▶ **Written problem**
Present the data once more in exactly its original form.

▶ **Working data**
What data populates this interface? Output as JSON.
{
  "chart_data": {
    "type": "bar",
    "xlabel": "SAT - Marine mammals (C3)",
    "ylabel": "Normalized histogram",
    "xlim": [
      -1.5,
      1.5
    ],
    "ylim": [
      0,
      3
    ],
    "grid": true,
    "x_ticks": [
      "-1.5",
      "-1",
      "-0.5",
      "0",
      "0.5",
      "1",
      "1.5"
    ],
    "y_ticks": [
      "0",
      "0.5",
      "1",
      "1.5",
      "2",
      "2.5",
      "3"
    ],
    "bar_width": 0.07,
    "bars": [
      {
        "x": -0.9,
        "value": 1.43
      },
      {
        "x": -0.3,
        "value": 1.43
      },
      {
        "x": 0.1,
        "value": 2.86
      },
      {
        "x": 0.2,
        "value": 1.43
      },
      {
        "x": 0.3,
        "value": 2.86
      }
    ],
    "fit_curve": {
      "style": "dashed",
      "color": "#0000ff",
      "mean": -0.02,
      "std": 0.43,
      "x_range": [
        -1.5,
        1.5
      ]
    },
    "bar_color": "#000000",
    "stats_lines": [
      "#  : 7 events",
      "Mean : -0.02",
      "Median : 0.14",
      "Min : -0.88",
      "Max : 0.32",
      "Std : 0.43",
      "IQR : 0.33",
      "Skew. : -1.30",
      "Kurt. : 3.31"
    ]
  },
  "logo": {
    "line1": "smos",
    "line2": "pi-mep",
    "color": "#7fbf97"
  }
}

▶ **The reply**
What data populates this interface? Output as JSON.
{
  "chart_data": {
    "type": "bar",
    "xlabel": "SAT - Marine mammals (C3)",
    "ylabel": "Normalized histogram",
    "xlim": [
      -1.5,
      1.5
    ],
    "ylim": [
      0,
      3
    ],
    "grid": true,
    "x_ticks": [
      "-1.5",
      "-1",
      "-0.5",
      "0",
      "0.5",
      "1",
      "1.5"
    ],
    "y_ticks": [
      "0",
      "0.5",
      "1",
      "1.5",
      "2",
      "2.5",
      "3"
    ],
    "bar_width": 0.07,
    "bars": [
      {
        "x": -0.9,
        "value": 1.43
      },
      {
        "x": -0.3,
        "value": 1.43
      },
      {
        "x": 0.1,
        "value": 2.86
      },
      {
        "x": 0.2,
        "value": 1.43
      },
      {
        "x": 0.3,
        "value": 2.86
      }
    ],
    "fit_curve": {
      "style": "dashed",
      "color": "#0000ff",
      "mean": -0.02,
      "std": 0.43,
      "x_range": [
        -1.5,
        1.5
      ]
    },
    "bar_color": "#000000",
    "stats_lines": [
      "#  : 7 events",
      "Mean : -0.02",
      "Median : 0.14",
      "Min : -0.88",
      "Max : 0.32",
      "Std : 0.43",
      "IQR : 0.33",
      "Skew. : -1.30",
      "Kurt. : 3.31"
    ]
  },
  "logo": {
    "line1": "smos",
    "line2": "pi-mep",
    "color": "#7fbf97"
  }
}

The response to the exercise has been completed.